# Start of RECORD EXCERPTS

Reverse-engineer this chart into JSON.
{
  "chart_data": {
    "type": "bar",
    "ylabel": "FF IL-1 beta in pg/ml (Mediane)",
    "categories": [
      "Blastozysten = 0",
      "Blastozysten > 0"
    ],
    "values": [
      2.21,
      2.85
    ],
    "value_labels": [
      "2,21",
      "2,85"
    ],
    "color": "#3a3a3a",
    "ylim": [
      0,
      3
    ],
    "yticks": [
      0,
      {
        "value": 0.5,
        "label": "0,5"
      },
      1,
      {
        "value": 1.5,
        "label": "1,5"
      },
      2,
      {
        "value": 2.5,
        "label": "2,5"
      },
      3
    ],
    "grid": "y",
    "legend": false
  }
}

# End of RECORD EXCERPTS
# Start of RECORD EXCERPTS

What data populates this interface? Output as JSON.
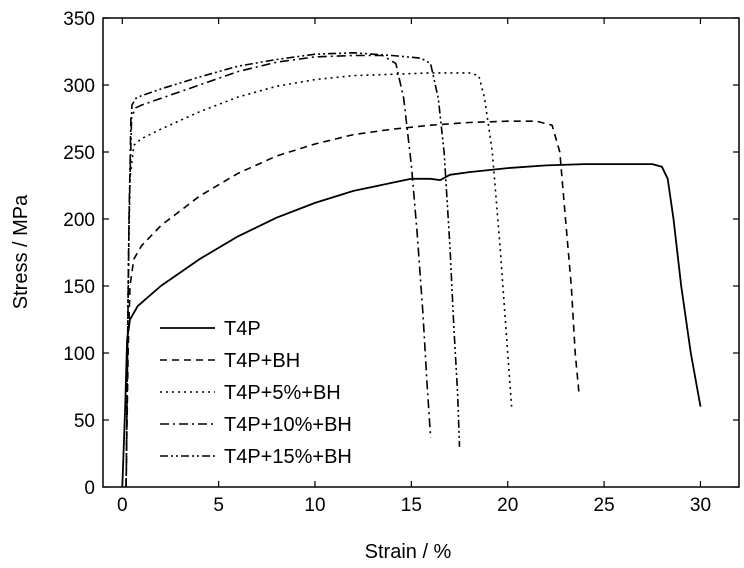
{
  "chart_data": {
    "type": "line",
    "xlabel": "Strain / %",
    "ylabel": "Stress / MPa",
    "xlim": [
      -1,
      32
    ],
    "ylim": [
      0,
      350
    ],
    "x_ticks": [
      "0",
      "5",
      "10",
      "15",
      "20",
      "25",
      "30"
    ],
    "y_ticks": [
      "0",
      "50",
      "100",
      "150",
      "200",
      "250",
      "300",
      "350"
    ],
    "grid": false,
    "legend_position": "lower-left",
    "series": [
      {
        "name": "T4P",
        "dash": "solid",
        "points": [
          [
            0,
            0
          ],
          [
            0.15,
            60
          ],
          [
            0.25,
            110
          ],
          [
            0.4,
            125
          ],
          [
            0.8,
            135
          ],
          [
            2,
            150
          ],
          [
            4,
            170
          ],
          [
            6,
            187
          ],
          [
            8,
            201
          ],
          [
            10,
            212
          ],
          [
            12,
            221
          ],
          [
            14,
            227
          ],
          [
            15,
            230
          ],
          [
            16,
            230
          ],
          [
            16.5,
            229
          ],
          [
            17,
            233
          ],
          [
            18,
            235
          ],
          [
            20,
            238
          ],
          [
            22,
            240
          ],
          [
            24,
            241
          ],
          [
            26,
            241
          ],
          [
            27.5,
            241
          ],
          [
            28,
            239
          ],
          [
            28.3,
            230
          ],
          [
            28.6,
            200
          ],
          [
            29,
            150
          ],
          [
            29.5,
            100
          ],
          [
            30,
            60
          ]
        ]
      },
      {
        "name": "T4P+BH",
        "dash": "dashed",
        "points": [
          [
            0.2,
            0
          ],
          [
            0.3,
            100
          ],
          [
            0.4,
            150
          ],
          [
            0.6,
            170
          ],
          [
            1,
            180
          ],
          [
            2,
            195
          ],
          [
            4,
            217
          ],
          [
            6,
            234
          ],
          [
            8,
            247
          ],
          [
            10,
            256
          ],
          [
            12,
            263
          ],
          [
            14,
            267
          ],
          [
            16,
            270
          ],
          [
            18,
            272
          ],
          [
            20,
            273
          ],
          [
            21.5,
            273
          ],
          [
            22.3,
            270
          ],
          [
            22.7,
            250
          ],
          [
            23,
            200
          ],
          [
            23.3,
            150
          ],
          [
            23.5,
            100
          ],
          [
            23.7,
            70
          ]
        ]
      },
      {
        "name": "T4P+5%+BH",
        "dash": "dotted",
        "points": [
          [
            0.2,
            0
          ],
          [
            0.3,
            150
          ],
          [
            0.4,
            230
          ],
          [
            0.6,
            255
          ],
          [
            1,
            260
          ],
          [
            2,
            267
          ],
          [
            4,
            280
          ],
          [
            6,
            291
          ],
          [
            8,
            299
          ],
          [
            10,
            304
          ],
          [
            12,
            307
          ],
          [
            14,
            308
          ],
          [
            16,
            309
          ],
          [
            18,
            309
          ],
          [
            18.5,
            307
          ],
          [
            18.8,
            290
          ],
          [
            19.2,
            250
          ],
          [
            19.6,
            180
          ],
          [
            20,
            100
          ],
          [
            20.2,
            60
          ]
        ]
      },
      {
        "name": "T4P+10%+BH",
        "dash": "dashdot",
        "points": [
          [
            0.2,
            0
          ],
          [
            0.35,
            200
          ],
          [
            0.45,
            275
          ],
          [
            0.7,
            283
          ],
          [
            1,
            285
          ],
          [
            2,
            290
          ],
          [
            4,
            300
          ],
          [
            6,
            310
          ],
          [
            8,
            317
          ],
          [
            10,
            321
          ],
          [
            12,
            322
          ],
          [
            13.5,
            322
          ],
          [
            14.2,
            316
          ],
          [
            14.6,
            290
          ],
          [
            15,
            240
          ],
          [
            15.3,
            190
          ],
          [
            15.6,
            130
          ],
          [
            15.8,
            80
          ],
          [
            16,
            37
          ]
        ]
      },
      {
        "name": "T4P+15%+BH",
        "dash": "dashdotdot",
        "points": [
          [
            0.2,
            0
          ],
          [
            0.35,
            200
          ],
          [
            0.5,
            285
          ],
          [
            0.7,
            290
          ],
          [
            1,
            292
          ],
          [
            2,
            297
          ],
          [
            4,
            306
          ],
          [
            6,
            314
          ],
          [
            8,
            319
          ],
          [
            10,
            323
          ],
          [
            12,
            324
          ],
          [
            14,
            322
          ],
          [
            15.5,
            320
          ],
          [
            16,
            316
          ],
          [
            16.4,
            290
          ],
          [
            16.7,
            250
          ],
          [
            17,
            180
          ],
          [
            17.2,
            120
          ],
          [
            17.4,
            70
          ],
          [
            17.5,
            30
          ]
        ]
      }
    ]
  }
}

# End of RECORD EXCERPTS
# Start of RECORD EXCERPTS

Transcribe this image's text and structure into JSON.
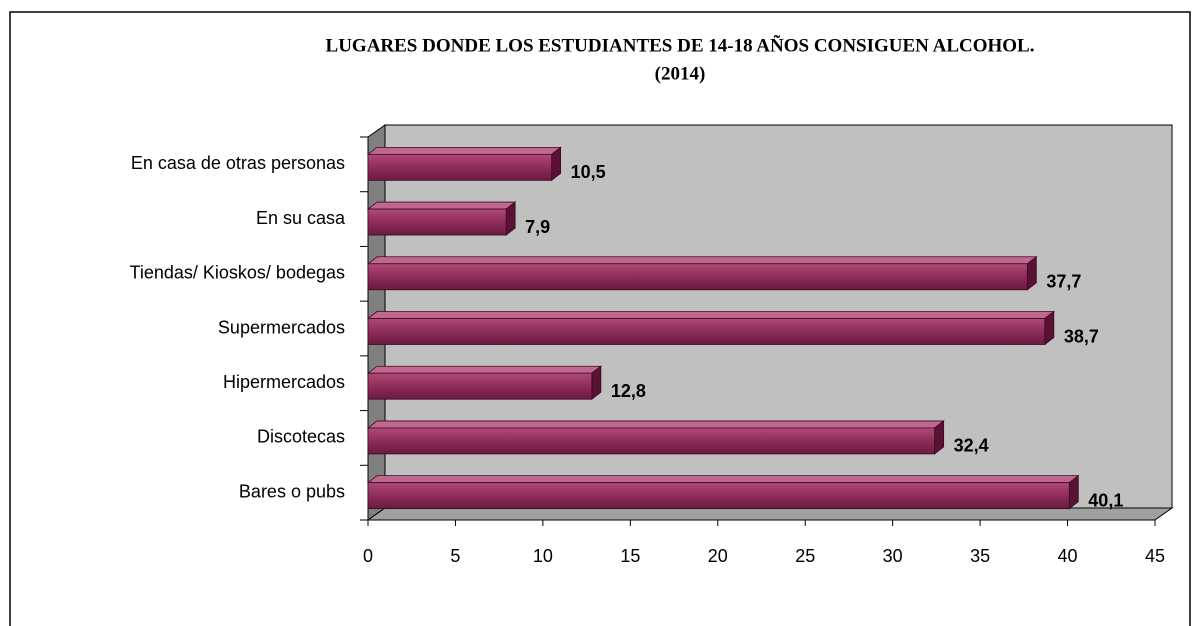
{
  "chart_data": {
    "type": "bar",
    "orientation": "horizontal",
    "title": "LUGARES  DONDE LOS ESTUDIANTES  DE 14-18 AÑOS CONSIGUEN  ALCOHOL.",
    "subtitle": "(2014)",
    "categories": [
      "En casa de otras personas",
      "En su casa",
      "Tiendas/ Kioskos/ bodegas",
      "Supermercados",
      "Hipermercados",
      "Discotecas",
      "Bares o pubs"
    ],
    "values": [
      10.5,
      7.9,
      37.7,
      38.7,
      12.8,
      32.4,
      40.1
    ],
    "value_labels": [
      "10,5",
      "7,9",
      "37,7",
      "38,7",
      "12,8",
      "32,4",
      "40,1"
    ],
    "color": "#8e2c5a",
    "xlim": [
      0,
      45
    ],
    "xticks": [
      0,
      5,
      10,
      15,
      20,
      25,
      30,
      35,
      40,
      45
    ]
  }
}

# End of RECORD EXCERPTS

◆ **YOUR INSTRUCTIONS**
Using the listing above, return all lines where the word "JSON" occurs.

◆ **THE COMPLETED TASK**
Reverse-engineer this chart into JSON.
What data populates this interface? Output as JSON.
Transcribe this image's text and structure into JSON.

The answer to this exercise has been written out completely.